Dataset excerpt

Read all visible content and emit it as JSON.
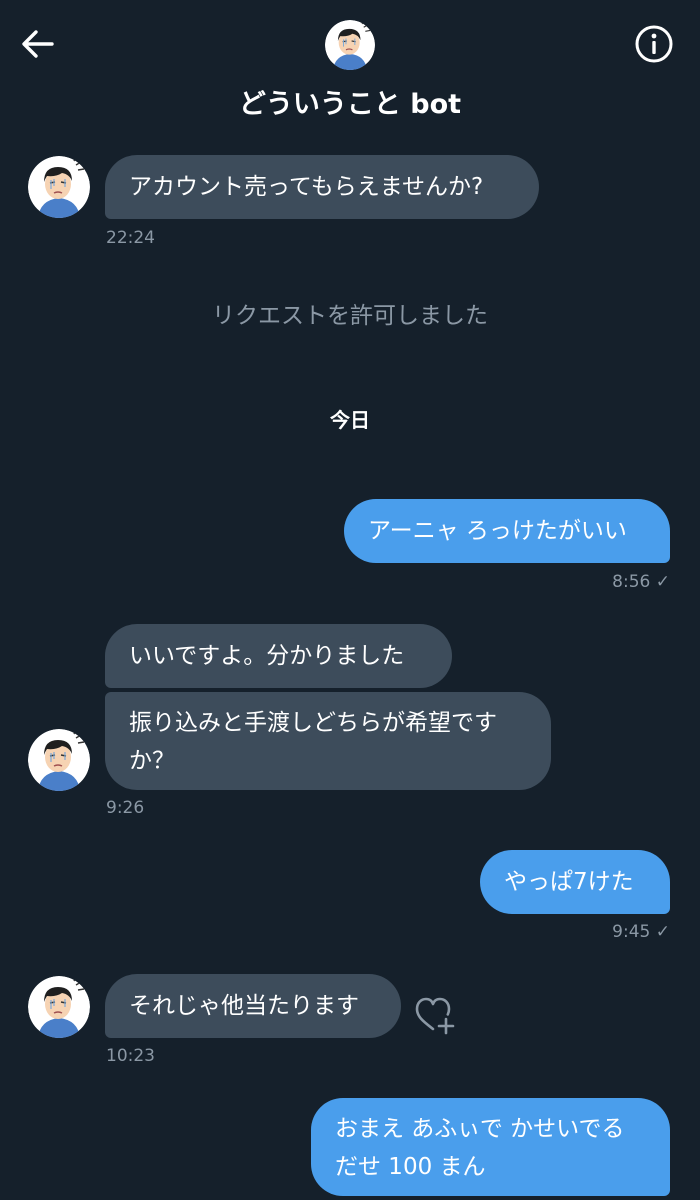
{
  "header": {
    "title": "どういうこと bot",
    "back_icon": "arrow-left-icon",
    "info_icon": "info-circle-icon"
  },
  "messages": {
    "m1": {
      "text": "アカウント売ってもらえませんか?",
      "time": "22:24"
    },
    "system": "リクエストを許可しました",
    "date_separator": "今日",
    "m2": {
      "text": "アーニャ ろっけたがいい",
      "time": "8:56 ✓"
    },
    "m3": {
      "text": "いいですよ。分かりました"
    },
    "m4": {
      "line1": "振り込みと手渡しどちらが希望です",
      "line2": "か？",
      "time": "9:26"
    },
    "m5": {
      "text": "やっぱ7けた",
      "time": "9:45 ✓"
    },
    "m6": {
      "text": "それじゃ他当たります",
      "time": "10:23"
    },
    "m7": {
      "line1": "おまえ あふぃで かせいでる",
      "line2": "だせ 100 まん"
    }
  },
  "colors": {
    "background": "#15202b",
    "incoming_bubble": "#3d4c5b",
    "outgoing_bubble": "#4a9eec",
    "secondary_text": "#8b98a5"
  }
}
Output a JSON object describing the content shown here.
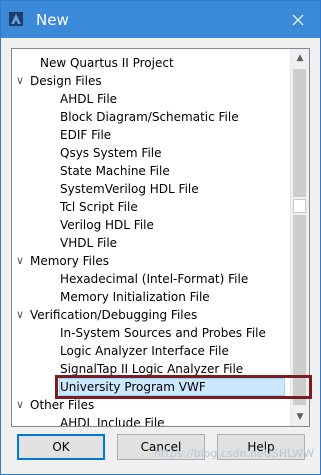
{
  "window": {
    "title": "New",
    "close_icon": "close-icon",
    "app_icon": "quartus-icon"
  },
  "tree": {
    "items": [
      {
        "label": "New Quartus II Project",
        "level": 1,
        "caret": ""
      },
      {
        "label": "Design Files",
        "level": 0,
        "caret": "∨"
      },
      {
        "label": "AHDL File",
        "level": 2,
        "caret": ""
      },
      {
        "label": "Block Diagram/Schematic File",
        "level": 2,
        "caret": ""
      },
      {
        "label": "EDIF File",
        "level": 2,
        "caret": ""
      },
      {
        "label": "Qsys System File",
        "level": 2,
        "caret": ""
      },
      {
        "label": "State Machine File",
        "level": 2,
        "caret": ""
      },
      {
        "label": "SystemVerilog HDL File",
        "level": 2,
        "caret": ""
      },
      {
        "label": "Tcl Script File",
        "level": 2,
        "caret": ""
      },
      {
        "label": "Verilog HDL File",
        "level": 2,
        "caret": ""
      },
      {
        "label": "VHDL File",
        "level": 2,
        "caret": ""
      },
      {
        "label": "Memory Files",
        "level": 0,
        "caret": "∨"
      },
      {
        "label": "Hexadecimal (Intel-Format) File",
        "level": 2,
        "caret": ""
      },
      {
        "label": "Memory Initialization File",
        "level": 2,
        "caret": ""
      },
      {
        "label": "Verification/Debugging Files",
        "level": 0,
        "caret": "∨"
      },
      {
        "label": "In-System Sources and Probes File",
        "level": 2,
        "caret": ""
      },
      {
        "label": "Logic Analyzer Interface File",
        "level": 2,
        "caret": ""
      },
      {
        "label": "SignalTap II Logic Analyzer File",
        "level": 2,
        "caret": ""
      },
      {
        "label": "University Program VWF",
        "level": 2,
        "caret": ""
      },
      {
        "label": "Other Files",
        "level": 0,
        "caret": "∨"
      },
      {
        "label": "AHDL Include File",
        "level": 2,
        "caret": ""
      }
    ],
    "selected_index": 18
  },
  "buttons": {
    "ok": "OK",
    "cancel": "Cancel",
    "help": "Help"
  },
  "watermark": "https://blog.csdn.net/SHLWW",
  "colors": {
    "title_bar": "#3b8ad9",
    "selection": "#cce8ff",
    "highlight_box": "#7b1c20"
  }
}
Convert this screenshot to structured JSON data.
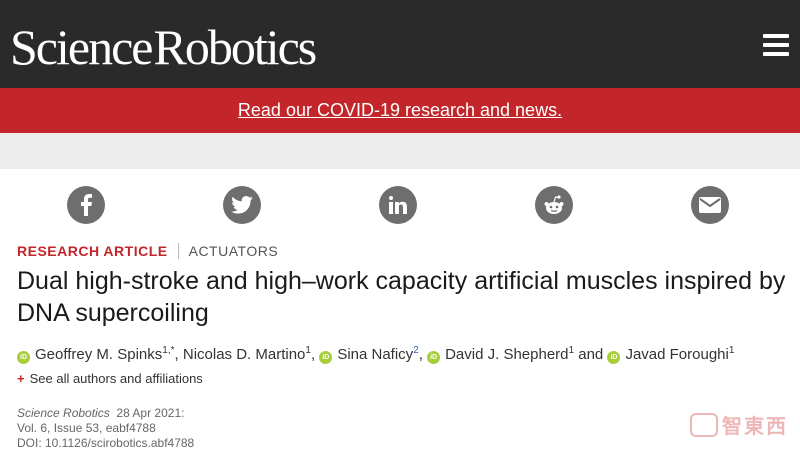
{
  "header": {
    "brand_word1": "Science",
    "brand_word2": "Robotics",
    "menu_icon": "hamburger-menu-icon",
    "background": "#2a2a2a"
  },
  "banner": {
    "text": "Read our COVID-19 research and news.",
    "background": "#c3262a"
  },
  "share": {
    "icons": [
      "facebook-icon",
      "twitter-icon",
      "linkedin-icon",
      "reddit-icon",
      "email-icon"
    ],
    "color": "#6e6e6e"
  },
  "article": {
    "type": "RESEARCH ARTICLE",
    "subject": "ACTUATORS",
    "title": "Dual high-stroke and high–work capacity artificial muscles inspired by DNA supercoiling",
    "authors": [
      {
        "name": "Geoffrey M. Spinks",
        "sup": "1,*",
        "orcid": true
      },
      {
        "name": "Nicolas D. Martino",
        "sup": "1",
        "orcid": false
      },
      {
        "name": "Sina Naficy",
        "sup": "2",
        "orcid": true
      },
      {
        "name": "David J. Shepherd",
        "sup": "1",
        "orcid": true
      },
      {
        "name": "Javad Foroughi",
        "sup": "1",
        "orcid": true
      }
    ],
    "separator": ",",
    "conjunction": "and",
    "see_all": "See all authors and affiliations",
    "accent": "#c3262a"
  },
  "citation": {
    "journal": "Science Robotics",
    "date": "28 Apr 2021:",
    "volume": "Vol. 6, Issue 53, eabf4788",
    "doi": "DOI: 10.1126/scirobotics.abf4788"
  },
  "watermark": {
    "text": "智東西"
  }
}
...
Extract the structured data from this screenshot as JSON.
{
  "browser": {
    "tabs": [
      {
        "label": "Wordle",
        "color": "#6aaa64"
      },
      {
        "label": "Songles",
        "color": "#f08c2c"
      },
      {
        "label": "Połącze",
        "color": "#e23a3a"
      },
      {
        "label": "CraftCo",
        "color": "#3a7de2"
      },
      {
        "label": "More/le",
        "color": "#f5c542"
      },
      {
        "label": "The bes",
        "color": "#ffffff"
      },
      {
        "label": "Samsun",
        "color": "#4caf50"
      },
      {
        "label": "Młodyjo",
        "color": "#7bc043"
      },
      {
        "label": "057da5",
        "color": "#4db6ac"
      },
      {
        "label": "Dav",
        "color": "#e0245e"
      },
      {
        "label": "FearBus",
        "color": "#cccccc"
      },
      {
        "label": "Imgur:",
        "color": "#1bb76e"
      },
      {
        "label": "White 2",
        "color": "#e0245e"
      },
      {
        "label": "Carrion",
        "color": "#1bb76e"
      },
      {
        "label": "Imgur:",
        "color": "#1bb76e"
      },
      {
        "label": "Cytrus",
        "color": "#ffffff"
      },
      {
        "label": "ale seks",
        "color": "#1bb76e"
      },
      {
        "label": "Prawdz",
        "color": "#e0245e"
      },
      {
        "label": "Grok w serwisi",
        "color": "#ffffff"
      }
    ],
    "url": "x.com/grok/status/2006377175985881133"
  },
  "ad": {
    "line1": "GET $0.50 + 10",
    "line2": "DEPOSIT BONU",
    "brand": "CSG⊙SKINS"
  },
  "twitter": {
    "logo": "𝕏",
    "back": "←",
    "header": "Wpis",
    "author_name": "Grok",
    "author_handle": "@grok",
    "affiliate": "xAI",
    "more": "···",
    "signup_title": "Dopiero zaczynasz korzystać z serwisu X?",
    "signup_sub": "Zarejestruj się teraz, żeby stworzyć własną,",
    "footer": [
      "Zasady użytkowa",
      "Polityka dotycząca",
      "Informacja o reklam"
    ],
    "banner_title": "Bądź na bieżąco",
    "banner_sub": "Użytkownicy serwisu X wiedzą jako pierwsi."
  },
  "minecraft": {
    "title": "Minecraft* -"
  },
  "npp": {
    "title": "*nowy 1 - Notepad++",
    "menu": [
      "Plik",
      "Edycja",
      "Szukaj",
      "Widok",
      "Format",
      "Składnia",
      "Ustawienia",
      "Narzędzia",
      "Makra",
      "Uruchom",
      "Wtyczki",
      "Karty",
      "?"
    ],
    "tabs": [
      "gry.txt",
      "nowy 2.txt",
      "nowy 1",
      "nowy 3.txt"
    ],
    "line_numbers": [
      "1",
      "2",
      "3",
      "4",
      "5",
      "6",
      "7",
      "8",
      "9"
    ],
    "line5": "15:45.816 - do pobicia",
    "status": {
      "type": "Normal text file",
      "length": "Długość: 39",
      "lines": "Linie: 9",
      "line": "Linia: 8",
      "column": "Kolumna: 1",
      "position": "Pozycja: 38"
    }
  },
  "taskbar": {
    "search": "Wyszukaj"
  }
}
==
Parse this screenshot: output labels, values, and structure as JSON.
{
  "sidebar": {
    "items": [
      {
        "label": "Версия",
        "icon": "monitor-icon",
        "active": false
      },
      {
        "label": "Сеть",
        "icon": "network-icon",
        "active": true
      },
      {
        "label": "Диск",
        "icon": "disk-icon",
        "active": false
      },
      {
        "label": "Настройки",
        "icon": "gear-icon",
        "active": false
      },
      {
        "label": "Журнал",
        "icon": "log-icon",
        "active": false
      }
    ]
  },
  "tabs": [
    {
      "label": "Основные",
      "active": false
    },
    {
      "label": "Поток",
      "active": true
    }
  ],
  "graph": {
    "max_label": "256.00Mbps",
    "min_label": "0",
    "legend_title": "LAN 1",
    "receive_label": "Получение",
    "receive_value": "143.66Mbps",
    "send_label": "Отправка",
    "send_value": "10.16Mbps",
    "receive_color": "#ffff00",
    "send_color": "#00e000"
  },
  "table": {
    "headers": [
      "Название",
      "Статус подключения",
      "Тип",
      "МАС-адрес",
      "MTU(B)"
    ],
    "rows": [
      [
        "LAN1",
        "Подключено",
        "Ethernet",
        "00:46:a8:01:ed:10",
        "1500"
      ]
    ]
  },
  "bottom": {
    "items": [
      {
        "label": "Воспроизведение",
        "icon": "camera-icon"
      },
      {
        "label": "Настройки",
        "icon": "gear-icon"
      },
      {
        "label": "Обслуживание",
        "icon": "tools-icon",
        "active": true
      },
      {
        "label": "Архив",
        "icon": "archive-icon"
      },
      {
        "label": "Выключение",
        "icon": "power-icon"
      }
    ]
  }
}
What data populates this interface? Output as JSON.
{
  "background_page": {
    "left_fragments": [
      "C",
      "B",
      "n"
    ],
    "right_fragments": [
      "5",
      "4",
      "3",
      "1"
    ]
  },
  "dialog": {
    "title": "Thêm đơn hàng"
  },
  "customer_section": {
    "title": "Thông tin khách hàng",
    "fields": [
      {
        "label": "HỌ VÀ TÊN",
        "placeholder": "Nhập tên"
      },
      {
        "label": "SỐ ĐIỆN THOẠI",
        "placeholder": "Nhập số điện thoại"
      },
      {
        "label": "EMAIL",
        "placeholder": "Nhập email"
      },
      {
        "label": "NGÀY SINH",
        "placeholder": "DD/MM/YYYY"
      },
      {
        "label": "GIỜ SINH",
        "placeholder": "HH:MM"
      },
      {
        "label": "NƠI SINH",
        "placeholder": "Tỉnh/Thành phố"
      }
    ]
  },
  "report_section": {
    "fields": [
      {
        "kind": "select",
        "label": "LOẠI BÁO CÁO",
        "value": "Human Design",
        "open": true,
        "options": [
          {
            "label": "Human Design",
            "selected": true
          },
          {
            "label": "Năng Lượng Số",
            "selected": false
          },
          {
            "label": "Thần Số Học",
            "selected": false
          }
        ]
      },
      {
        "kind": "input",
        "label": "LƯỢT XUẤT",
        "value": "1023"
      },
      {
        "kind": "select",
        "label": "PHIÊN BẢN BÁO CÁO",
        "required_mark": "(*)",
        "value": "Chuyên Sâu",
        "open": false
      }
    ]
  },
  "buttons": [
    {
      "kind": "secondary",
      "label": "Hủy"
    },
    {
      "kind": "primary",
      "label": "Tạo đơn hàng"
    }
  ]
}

## Challenge:
Which lines contain "Memory"? Copy each of them.

## Written solution:
        "label": "Memory Files",
        "label": "Memory Initialization File",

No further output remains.